----- Data to process -----

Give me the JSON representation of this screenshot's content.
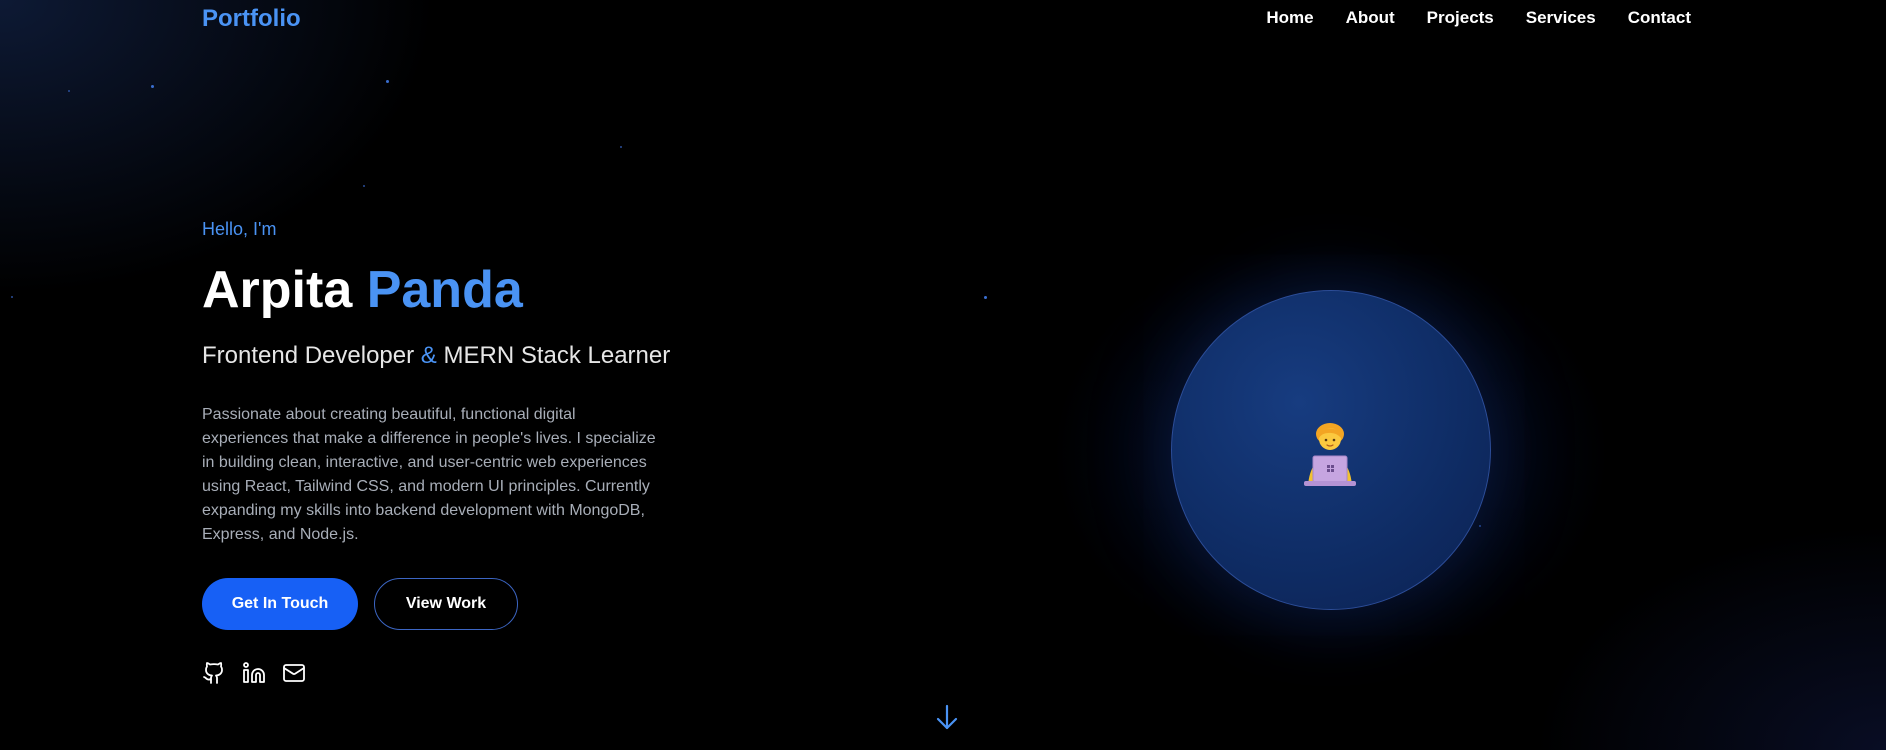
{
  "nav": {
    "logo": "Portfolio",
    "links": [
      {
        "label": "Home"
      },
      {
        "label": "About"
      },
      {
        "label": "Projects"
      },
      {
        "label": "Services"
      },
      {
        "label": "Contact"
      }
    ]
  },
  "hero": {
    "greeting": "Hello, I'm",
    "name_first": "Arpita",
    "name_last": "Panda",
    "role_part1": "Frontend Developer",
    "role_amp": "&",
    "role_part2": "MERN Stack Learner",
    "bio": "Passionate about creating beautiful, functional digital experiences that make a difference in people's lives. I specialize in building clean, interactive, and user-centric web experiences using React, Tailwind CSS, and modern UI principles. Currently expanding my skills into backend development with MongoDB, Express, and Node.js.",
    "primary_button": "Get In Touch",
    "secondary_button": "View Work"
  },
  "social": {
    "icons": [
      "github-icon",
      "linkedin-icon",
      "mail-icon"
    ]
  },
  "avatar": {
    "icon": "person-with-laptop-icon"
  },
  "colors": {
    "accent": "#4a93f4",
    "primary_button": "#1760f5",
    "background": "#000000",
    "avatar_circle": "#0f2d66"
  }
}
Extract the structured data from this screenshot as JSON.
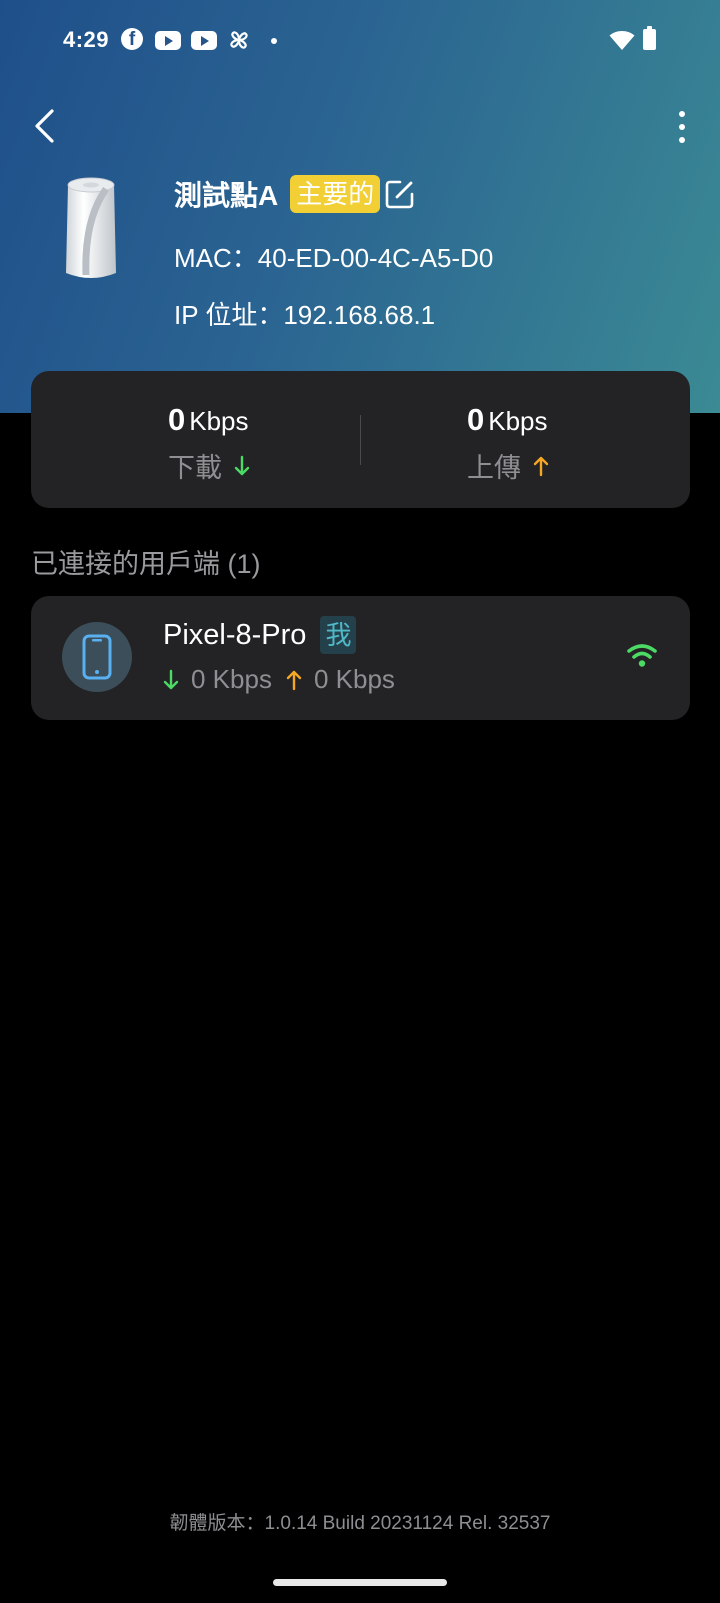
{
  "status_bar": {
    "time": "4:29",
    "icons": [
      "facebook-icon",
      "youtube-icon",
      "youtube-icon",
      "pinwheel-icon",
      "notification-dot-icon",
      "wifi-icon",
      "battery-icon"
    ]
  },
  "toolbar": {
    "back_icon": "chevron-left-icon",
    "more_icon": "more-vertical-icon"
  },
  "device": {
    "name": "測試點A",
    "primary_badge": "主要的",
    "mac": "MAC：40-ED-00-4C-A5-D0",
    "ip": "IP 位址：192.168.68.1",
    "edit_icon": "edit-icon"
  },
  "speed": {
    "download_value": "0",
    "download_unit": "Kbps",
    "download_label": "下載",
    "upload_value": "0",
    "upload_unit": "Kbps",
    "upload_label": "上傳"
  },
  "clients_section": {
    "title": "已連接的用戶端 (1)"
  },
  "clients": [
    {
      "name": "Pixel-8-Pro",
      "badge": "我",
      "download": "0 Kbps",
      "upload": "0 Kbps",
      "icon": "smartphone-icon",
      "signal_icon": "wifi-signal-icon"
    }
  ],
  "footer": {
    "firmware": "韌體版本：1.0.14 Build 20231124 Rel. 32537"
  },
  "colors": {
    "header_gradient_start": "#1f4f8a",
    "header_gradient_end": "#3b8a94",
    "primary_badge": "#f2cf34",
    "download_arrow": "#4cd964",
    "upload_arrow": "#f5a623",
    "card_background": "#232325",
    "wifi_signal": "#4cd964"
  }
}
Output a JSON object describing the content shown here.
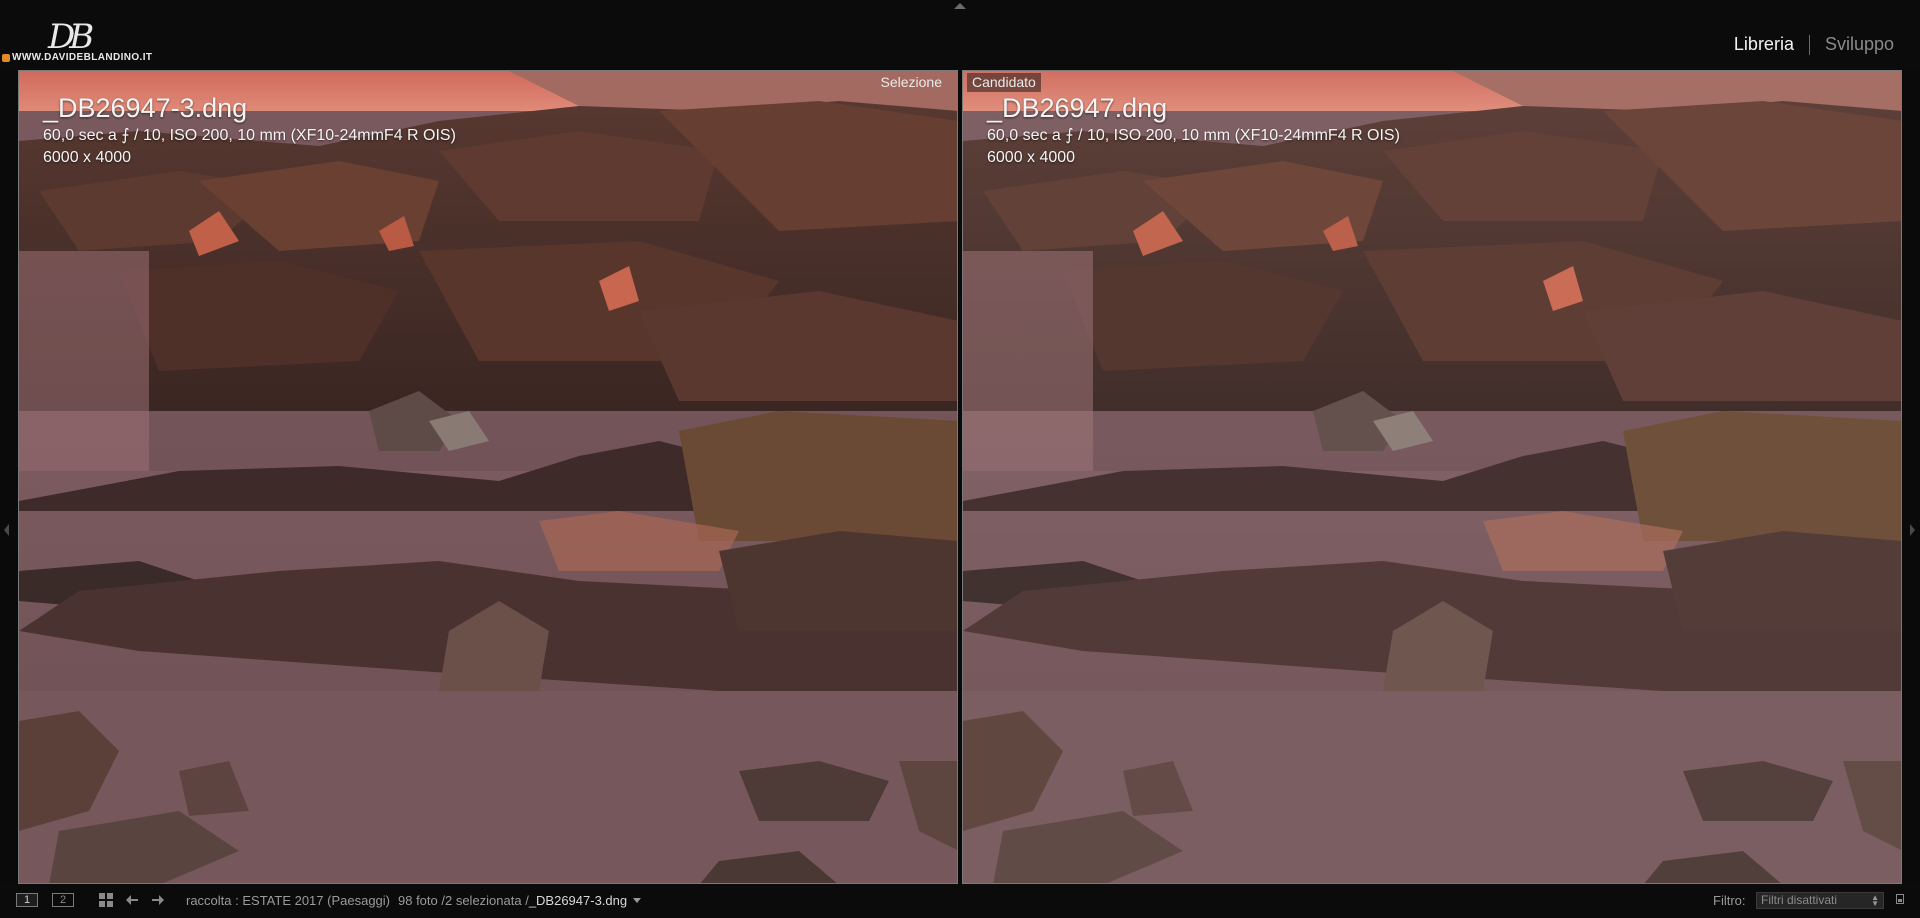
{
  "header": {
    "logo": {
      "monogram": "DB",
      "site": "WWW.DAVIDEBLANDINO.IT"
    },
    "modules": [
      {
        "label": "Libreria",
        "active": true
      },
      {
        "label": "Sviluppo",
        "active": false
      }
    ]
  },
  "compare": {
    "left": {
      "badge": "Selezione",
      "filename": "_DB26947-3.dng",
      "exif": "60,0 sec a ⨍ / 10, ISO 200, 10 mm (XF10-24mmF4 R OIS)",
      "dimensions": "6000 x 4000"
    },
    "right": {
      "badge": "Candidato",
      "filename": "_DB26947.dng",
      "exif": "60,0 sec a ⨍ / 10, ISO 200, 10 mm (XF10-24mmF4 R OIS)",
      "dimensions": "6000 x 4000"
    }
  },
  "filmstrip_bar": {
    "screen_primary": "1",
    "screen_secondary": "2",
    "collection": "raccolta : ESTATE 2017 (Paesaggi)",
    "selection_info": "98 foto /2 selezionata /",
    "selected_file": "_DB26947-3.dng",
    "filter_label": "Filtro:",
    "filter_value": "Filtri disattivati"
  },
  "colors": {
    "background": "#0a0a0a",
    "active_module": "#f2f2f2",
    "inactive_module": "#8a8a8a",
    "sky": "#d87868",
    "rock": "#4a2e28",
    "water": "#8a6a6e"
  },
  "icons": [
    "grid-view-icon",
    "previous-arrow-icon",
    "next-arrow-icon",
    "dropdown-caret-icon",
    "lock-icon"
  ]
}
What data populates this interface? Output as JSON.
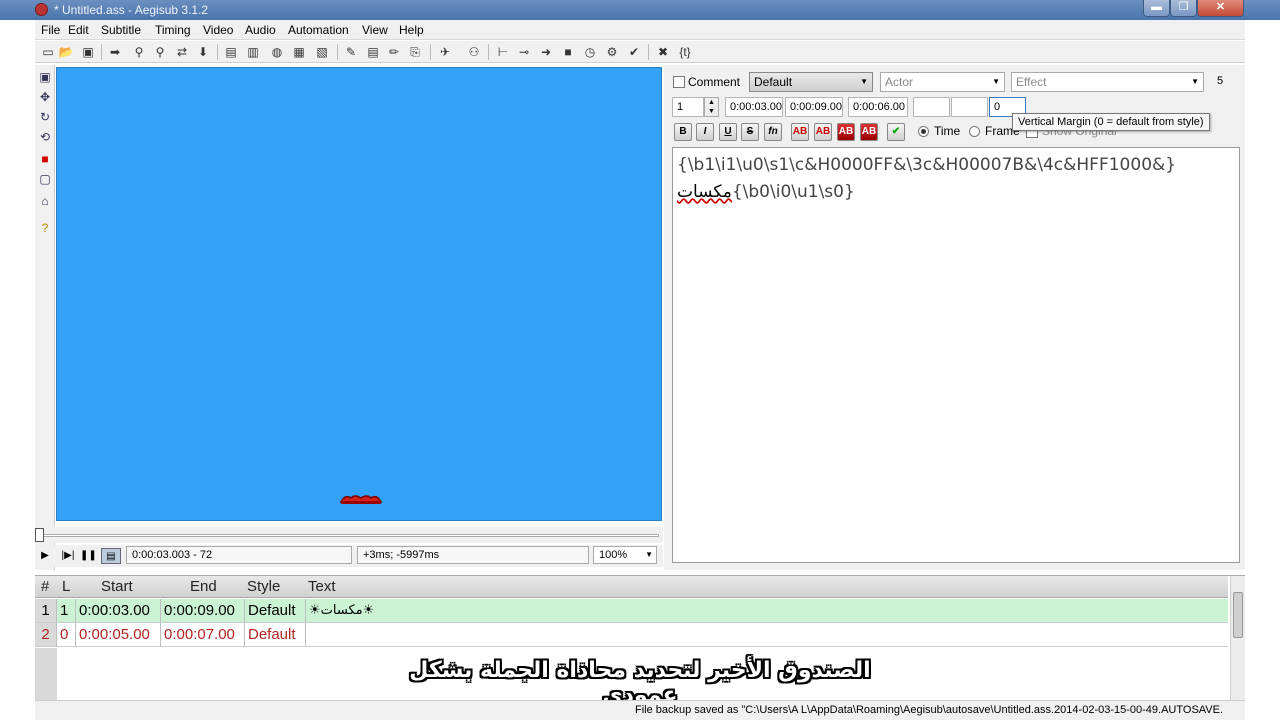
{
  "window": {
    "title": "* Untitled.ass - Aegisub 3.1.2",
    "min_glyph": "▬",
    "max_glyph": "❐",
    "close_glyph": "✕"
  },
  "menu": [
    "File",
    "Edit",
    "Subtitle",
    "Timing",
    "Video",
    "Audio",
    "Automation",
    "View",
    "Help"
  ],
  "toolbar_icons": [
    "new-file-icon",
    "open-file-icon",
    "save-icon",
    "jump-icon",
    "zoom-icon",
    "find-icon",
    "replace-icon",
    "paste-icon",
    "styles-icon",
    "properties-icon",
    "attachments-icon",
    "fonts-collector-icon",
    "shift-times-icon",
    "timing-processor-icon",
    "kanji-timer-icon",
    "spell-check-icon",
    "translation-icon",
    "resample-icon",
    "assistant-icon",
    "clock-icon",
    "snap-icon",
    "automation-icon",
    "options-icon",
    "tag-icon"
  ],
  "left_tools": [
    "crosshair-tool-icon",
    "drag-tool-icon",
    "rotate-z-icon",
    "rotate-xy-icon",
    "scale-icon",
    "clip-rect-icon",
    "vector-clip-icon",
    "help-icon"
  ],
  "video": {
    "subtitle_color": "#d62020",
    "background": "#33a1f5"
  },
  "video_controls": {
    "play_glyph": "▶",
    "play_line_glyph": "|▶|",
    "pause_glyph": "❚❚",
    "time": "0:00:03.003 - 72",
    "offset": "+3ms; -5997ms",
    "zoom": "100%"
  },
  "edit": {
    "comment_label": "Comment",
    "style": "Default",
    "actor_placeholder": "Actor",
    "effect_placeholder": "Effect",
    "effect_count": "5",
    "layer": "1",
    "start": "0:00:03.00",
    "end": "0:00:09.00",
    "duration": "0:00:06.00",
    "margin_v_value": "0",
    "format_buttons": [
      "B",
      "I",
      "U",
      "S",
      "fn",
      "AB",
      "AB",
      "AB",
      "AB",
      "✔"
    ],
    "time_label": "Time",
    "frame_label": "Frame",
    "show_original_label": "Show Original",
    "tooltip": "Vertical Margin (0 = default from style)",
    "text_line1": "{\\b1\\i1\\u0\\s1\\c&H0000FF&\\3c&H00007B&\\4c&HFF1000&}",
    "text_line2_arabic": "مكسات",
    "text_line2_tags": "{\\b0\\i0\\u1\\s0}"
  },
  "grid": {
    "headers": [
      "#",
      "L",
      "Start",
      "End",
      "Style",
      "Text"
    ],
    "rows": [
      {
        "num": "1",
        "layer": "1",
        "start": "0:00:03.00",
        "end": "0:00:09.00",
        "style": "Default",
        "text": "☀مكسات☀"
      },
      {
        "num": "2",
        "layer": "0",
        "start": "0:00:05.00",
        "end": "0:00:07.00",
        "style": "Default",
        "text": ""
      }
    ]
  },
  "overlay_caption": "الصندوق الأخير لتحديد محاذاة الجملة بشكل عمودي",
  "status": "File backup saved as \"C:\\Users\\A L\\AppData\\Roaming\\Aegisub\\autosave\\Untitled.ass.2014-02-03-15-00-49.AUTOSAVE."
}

-----

Do this: In this exercise, set down all of the data exactly, without the pictures.

Exercise solution:
Give me the JSON representation of this screenshot's content.
{
  "nav": {
    "logo": "Portfolio",
    "links": [
      {
        "label": "Home"
      },
      {
        "label": "About"
      },
      {
        "label": "Projects"
      },
      {
        "label": "Services"
      },
      {
        "label": "Contact"
      }
    ]
  },
  "hero": {
    "greeting": "Hello, I'm",
    "name_first": "Arpita",
    "name_last": "Panda",
    "role_part1": "Frontend Developer",
    "role_amp": "&",
    "role_part2": "MERN Stack Learner",
    "bio": "Passionate about creating beautiful, functional digital experiences that make a difference in people's lives. I specialize in building clean, interactive, and user-centric web experiences using React, Tailwind CSS, and modern UI principles. Currently expanding my skills into backend development with MongoDB, Express, and Node.js.",
    "primary_button": "Get In Touch",
    "secondary_button": "View Work"
  },
  "social": {
    "icons": [
      "github-icon",
      "linkedin-icon",
      "mail-icon"
    ]
  },
  "avatar": {
    "icon": "person-with-laptop-icon"
  },
  "colors": {
    "accent": "#4a93f4",
    "primary_button": "#1760f5",
    "background": "#000000",
    "avatar_circle": "#0f2d66"
  }
}
Extract the structured data from this screenshot as JSON.
{
  "status_bar": {
    "time": "4:29",
    "icons": [
      "facebook-icon",
      "youtube-icon",
      "youtube-icon",
      "pinwheel-icon",
      "notification-dot-icon",
      "wifi-icon",
      "battery-icon"
    ]
  },
  "toolbar": {
    "back_icon": "chevron-left-icon",
    "more_icon": "more-vertical-icon"
  },
  "device": {
    "name": "測試點A",
    "primary_badge": "主要的",
    "mac": "MAC：40-ED-00-4C-A5-D0",
    "ip": "IP 位址：192.168.68.1",
    "edit_icon": "edit-icon"
  },
  "speed": {
    "download_value": "0",
    "download_unit": "Kbps",
    "download_label": "下載",
    "upload_value": "0",
    "upload_unit": "Kbps",
    "upload_label": "上傳"
  },
  "clients_section": {
    "title": "已連接的用戶端 (1)"
  },
  "clients": [
    {
      "name": "Pixel-8-Pro",
      "badge": "我",
      "download": "0 Kbps",
      "upload": "0 Kbps",
      "icon": "smartphone-icon",
      "signal_icon": "wifi-signal-icon"
    }
  ],
  "footer": {
    "firmware": "韌體版本：1.0.14 Build 20231124 Rel. 32537"
  },
  "colors": {
    "header_gradient_start": "#1f4f8a",
    "header_gradient_end": "#3b8a94",
    "primary_badge": "#f2cf34",
    "download_arrow": "#4cd964",
    "upload_arrow": "#f5a623",
    "card_background": "#232325",
    "wifi_signal": "#4cd964"
  }
}
Output a JSON object describing the content shown here.
{
  "header": {
    "logo": {
      "monogram": "DB",
      "site": "WWW.DAVIDEBLANDINO.IT"
    },
    "modules": [
      {
        "label": "Libreria",
        "active": true
      },
      {
        "label": "Sviluppo",
        "active": false
      }
    ]
  },
  "compare": {
    "left": {
      "badge": "Selezione",
      "filename": "_DB26947-3.dng",
      "exif": "60,0 sec a ⨍ / 10, ISO 200, 10 mm (XF10-24mmF4 R OIS)",
      "dimensions": "6000 x 4000"
    },
    "right": {
      "badge": "Candidato",
      "filename": "_DB26947.dng",
      "exif": "60,0 sec a ⨍ / 10, ISO 200, 10 mm (XF10-24mmF4 R OIS)",
      "dimensions": "6000 x 4000"
    }
  },
  "filmstrip_bar": {
    "screen_primary": "1",
    "screen_secondary": "2",
    "collection": "raccolta : ESTATE 2017 (Paesaggi)",
    "selection_info": "98 foto /2 selezionata /",
    "selected_file": "_DB26947-3.dng",
    "filter_label": "Filtro:",
    "filter_value": "Filtri disattivati"
  },
  "colors": {
    "background": "#0a0a0a",
    "active_module": "#f2f2f2",
    "inactive_module": "#8a8a8a",
    "sky": "#d87868",
    "rock": "#4a2e28",
    "water": "#8a6a6e"
  },
  "icons": [
    "grid-view-icon",
    "previous-arrow-icon",
    "next-arrow-icon",
    "dropdown-caret-icon",
    "lock-icon"
  ]
}
What data populates this interface? Output as JSON.
{
  "window": {
    "title": "* Untitled.ass - Aegisub 3.1.2",
    "min_glyph": "▬",
    "max_glyph": "❐",
    "close_glyph": "✕"
  },
  "menu": [
    "File",
    "Edit",
    "Subtitle",
    "Timing",
    "Video",
    "Audio",
    "Automation",
    "View",
    "Help"
  ],
  "toolbar_icons": [
    "new-file-icon",
    "open-file-icon",
    "save-icon",
    "jump-icon",
    "zoom-icon",
    "find-icon",
    "replace-icon",
    "paste-icon",
    "styles-icon",
    "properties-icon",
    "attachments-icon",
    "fonts-collector-icon",
    "shift-times-icon",
    "timing-processor-icon",
    "kanji-timer-icon",
    "spell-check-icon",
    "translation-icon",
    "resample-icon",
    "assistant-icon",
    "clock-icon",
    "snap-icon",
    "automation-icon",
    "options-icon",
    "tag-icon"
  ],
  "left_tools": [
    "crosshair-tool-icon",
    "drag-tool-icon",
    "rotate-z-icon",
    "rotate-xy-icon",
    "scale-icon",
    "clip-rect-icon",
    "vector-clip-icon",
    "help-icon"
  ],
  "video": {
    "subtitle_color": "#d62020",
    "background": "#33a1f5"
  },
  "video_controls": {
    "play_glyph": "▶",
    "play_line_glyph": "|▶|",
    "pause_glyph": "❚❚",
    "time": "0:00:03.003 - 72",
    "offset": "+3ms; -5997ms",
    "zoom": "100%"
  },
  "edit": {
    "comment_label": "Comment",
    "style": "Default",
    "actor_placeholder": "Actor",
    "effect_placeholder": "Effect",
    "effect_count": "5",
    "layer": "1",
    "start": "0:00:03.00",
    "end": "0:00:09.00",
    "duration": "0:00:06.00",
    "margin_v_value": "0",
    "format_buttons": [
      "B",
      "I",
      "U",
      "S",
      "fn",
      "AB",
      "AB",
      "AB",
      "AB",
      "✔"
    ],
    "time_label": "Time",
    "frame_label": "Frame",
    "show_original_label": "Show Original",
    "tooltip": "Vertical Margin (0 = default from style)",
    "text_line1": "{\\b1\\i1\\u0\\s1\\c&H0000FF&\\3c&H00007B&\\4c&HFF1000&}",
    "text_line2_arabic": "مكسات",
    "text_line2_tags": "{\\b0\\i0\\u1\\s0}"
  },
  "grid": {
    "headers": [
      "#",
      "L",
      "Start",
      "End",
      "Style",
      "Text"
    ],
    "rows": [
      {
        "num": "1",
        "layer": "1",
        "start": "0:00:03.00",
        "end": "0:00:09.00",
        "style": "Default",
        "text": "☀مكسات☀"
      },
      {
        "num": "2",
        "layer": "0",
        "start": "0:00:05.00",
        "end": "0:00:07.00",
        "style": "Default",
        "text": ""
      }
    ]
  },
  "overlay_caption": "الصندوق الأخير لتحديد محاذاة الجملة بشكل عمودي",
  "status": "File backup saved as \"C:\\Users\\A L\\AppData\\Roaming\\Aegisub\\autosave\\Untitled.ass.2014-02-03-15-00-49.AUTOSAVE."
}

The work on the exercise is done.